**SHORT TASK**
Spot each line that carries the word "Professionals"; copy those lines.

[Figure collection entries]
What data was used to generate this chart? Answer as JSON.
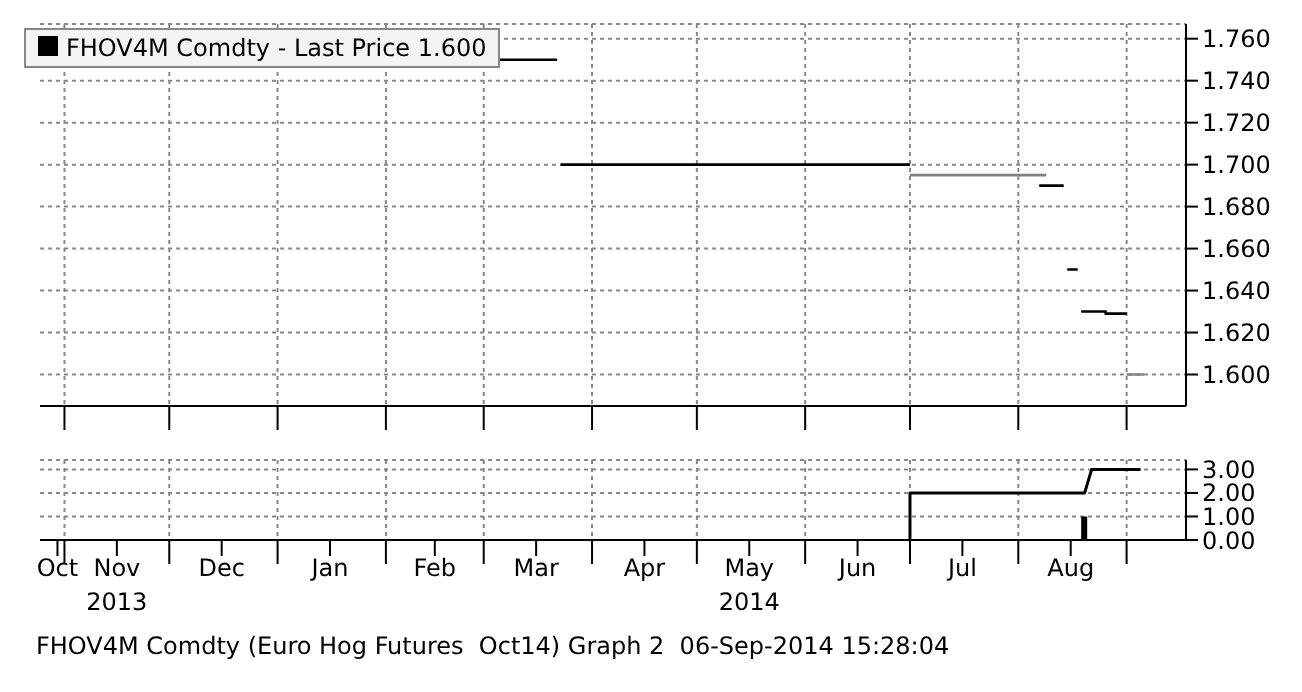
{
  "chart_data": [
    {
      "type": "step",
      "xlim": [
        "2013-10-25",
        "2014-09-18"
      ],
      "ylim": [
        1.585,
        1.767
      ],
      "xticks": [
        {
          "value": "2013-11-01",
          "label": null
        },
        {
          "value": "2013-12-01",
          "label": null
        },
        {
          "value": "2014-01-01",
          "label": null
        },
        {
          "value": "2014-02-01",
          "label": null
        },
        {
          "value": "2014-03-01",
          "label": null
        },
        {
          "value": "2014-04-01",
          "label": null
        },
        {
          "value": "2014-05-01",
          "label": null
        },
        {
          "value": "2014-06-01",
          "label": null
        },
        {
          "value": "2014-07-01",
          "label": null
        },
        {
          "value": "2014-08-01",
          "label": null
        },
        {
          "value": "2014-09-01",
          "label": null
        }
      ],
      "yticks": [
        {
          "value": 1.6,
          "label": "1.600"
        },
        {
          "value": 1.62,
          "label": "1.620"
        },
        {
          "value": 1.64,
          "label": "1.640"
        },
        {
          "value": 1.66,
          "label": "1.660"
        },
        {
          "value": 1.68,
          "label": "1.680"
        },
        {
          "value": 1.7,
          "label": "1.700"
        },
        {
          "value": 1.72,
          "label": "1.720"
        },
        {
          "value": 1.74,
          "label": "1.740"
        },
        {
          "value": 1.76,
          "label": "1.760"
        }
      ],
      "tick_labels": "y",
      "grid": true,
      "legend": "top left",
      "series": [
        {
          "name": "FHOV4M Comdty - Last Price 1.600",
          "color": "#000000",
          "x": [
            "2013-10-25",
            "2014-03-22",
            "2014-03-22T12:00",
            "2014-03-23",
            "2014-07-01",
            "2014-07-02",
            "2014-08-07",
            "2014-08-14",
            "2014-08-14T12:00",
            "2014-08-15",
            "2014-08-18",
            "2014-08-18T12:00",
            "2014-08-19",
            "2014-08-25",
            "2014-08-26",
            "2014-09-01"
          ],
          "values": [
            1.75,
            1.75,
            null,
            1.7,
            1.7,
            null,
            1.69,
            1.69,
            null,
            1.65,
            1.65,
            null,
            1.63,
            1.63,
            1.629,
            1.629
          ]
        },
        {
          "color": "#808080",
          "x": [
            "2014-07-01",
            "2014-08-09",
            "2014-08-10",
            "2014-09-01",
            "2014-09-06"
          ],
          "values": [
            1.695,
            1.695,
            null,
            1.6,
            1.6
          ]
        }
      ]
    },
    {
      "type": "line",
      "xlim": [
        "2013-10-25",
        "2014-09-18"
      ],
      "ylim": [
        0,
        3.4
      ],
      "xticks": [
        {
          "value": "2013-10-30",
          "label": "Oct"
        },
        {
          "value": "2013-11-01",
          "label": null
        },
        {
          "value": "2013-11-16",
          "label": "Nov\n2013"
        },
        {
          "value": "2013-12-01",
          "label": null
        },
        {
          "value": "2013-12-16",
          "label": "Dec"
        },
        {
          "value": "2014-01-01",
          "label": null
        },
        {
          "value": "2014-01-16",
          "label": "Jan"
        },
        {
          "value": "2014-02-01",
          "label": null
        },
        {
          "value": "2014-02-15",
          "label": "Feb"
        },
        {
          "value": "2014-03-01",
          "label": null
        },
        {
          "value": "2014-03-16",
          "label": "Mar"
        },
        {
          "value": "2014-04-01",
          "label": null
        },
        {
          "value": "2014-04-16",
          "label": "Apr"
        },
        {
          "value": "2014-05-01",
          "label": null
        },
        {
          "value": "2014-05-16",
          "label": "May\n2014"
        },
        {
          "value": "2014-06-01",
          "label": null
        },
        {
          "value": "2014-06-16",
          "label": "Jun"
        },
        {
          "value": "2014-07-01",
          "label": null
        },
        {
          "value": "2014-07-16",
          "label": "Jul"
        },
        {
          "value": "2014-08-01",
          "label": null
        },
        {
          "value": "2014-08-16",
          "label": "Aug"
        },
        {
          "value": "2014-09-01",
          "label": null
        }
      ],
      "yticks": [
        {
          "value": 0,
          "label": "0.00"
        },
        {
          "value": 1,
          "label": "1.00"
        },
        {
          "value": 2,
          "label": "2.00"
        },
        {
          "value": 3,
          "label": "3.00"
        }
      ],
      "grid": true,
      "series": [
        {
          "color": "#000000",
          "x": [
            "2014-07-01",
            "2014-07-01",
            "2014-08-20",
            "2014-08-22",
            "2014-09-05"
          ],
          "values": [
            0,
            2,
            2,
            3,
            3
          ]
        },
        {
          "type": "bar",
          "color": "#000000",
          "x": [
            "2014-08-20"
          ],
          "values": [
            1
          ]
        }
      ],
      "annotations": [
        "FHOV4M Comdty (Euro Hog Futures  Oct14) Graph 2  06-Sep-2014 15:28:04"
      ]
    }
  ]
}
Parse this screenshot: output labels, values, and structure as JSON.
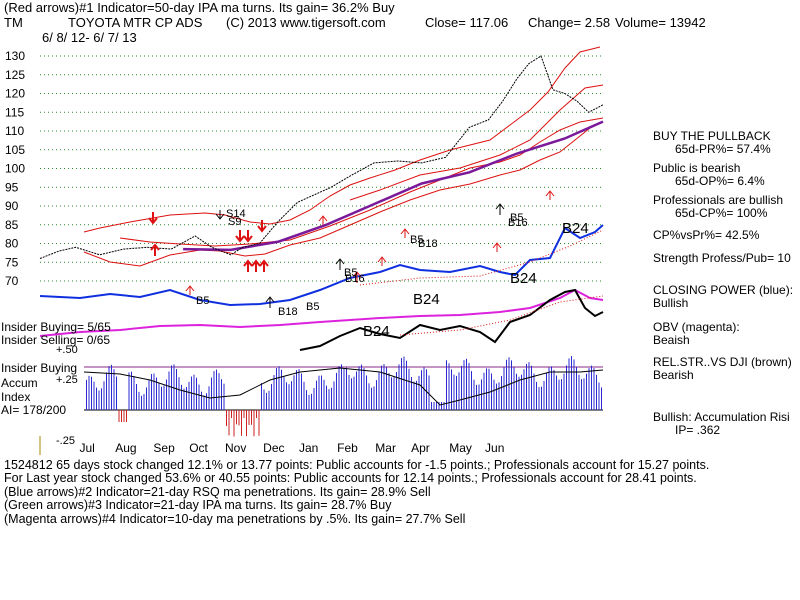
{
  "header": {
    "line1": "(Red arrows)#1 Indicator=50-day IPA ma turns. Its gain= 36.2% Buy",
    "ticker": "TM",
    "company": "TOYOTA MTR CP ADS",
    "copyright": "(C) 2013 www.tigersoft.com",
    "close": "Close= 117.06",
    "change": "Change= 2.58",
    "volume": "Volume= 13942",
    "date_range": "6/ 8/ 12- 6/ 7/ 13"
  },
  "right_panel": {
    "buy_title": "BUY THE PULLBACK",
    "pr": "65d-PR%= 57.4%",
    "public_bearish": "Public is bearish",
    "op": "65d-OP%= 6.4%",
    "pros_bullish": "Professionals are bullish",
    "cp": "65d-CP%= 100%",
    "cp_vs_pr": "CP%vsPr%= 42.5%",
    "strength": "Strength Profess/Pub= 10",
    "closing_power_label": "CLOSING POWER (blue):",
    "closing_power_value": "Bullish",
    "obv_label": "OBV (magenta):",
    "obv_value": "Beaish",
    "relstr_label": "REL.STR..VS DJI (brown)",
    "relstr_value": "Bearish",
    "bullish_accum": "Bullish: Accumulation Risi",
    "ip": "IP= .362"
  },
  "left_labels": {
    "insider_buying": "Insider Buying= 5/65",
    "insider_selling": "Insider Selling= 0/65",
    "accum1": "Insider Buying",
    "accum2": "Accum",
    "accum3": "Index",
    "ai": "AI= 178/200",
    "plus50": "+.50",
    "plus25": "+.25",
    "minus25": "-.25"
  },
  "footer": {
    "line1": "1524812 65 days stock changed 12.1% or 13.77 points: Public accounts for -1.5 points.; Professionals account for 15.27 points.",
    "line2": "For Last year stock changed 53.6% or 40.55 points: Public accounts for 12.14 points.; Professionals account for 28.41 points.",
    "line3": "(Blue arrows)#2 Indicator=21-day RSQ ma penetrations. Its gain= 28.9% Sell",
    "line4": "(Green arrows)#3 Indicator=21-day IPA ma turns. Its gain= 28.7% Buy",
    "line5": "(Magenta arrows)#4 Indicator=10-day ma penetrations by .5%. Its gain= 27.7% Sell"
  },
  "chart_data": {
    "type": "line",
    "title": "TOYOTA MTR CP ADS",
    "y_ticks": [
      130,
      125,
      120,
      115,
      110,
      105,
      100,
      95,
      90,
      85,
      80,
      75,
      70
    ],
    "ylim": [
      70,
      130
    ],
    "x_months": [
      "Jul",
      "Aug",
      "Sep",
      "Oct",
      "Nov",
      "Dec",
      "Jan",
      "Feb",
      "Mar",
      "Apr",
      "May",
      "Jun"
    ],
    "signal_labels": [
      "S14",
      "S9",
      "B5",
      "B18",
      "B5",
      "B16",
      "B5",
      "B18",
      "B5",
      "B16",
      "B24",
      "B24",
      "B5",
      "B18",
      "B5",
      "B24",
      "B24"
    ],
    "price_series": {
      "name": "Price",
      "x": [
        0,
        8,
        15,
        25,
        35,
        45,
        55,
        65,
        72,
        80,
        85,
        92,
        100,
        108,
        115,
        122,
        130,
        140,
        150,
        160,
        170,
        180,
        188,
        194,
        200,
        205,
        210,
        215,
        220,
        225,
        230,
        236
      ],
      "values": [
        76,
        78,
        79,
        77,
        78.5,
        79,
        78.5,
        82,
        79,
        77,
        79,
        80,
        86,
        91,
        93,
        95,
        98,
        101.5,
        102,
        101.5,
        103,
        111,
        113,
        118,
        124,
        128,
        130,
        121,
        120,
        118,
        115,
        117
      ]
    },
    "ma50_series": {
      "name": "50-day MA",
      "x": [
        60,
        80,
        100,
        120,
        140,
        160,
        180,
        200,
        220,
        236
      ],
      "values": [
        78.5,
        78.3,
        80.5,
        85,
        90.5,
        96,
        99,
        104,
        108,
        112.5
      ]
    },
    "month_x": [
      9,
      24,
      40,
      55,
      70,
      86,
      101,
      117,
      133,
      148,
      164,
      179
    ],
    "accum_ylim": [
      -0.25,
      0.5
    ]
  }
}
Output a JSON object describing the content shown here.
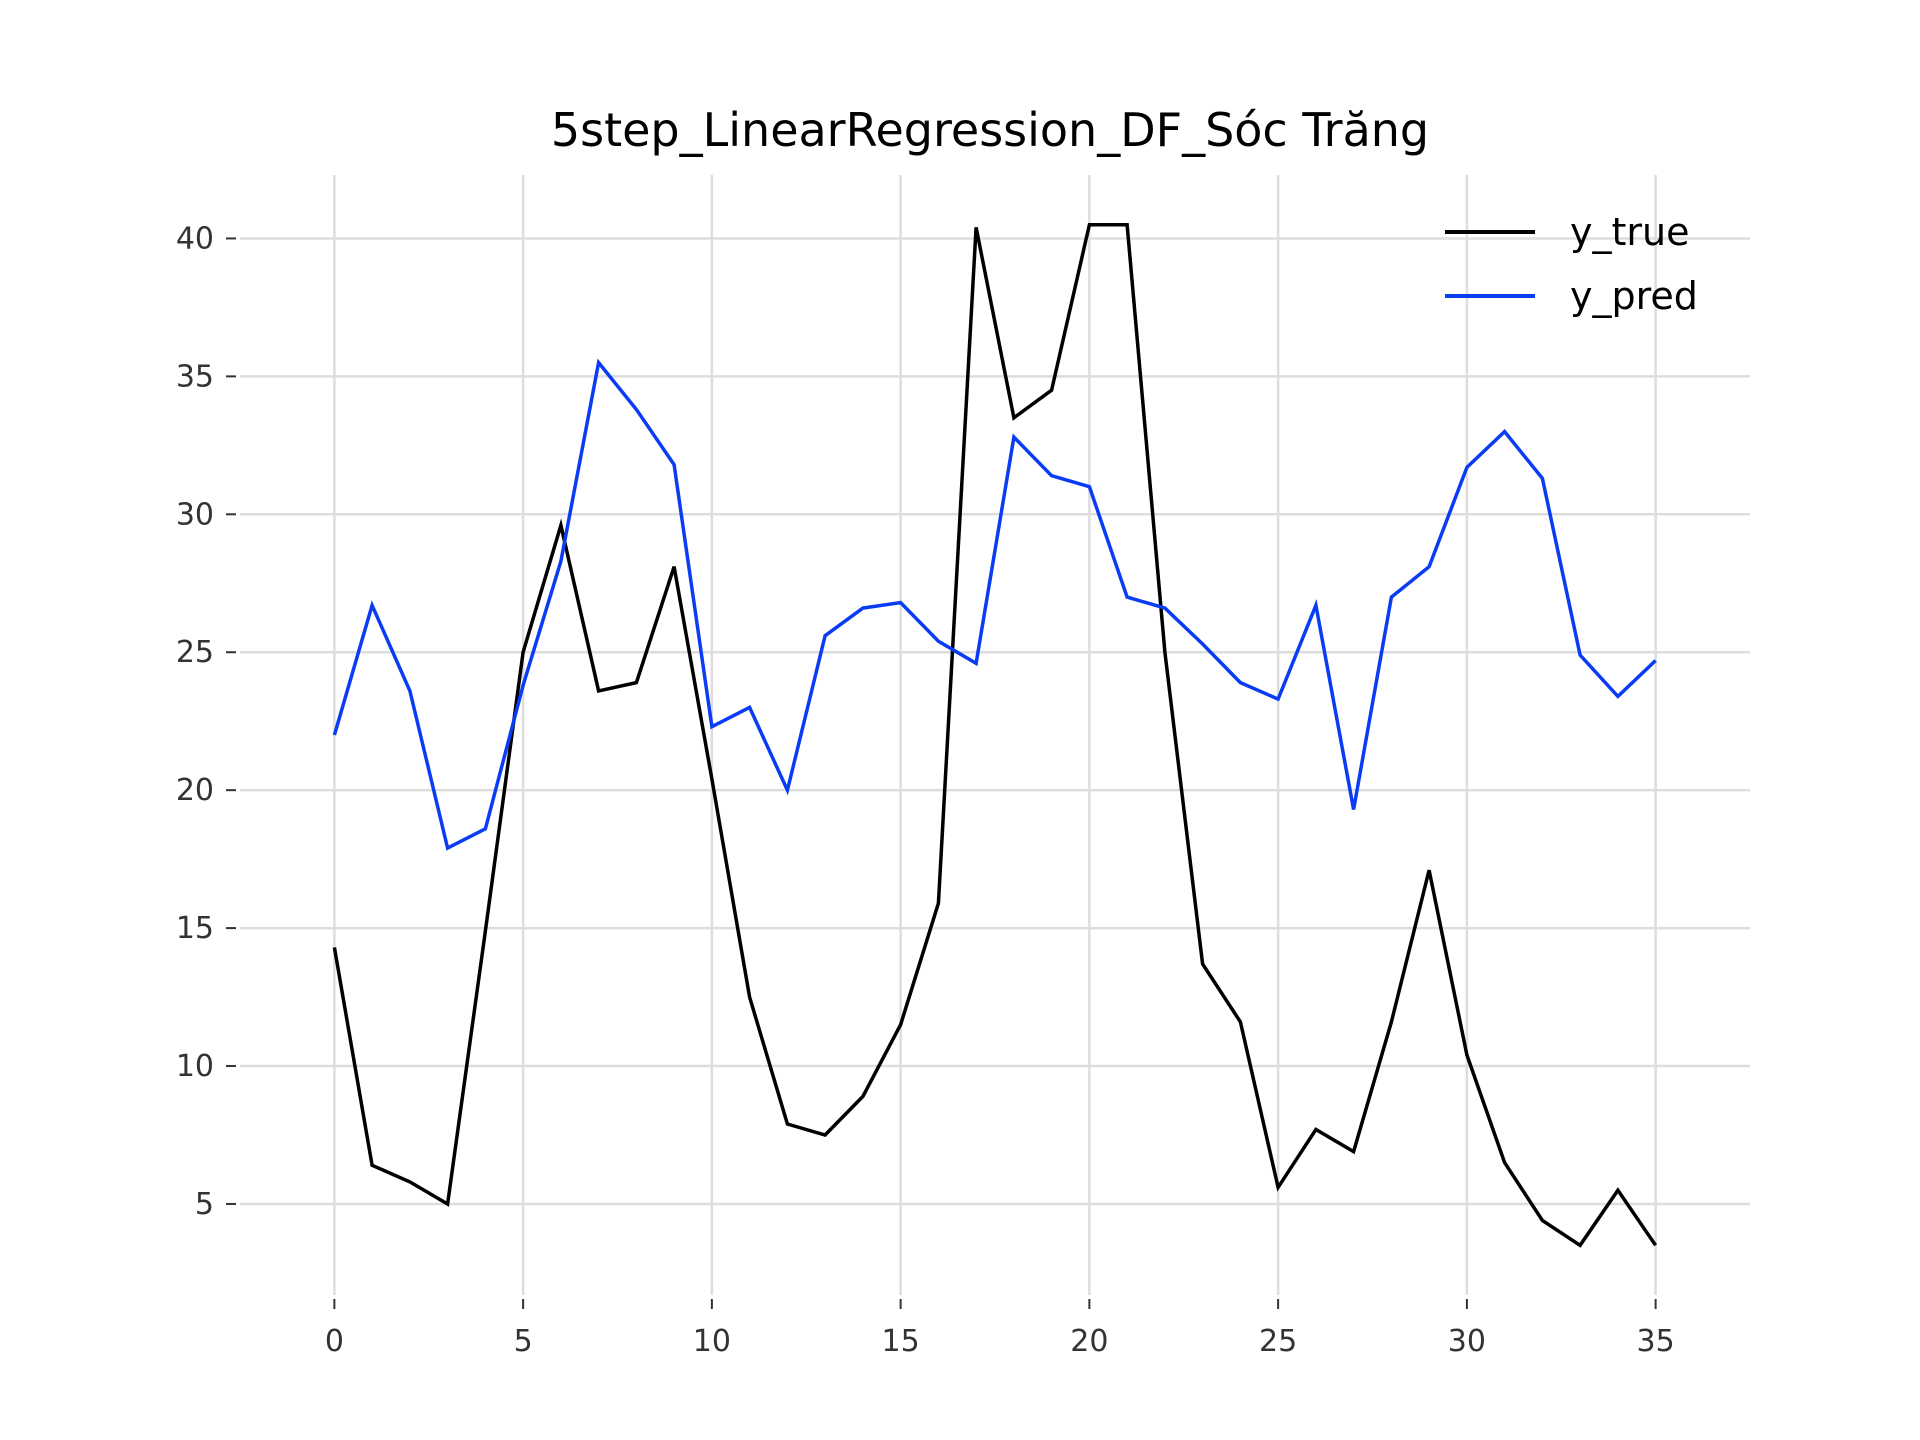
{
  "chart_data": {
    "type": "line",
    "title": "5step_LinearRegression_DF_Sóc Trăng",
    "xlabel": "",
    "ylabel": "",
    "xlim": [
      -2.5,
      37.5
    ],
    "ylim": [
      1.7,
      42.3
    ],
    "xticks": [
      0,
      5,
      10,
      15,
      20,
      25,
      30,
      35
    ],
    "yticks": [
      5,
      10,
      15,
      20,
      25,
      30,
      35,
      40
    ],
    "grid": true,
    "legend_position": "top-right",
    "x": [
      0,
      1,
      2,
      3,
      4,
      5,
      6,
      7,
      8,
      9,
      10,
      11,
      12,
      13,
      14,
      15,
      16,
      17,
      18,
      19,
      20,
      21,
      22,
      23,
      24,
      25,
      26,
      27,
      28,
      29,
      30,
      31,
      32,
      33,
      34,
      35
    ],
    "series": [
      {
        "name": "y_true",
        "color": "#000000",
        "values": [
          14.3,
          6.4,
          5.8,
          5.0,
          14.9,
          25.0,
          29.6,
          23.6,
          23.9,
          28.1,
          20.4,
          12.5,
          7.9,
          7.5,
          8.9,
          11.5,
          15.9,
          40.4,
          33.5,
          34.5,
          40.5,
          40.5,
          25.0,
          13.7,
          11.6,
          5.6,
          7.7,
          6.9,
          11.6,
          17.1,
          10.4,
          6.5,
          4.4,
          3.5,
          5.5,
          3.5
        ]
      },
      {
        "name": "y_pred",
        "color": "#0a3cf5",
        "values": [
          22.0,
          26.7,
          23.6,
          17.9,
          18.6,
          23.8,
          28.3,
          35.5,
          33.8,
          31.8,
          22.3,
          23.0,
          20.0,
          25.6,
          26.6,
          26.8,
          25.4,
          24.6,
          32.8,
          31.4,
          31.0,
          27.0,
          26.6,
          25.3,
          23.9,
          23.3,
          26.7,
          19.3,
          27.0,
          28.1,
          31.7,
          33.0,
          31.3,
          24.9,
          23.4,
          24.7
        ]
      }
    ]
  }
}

**THE ANSWER**
    "pros_bullish": "Professionals are bullish",
    "line1": "1524812 65 days stock changed 12.1% or 13.77 points: Public accounts for -1.5 points.; Professionals account for 15.27 points.",
    "line2": "For Last year stock changed 53.6% or 40.55 points: Public accounts for 12.14 points.; Professionals account for 28.41 points.",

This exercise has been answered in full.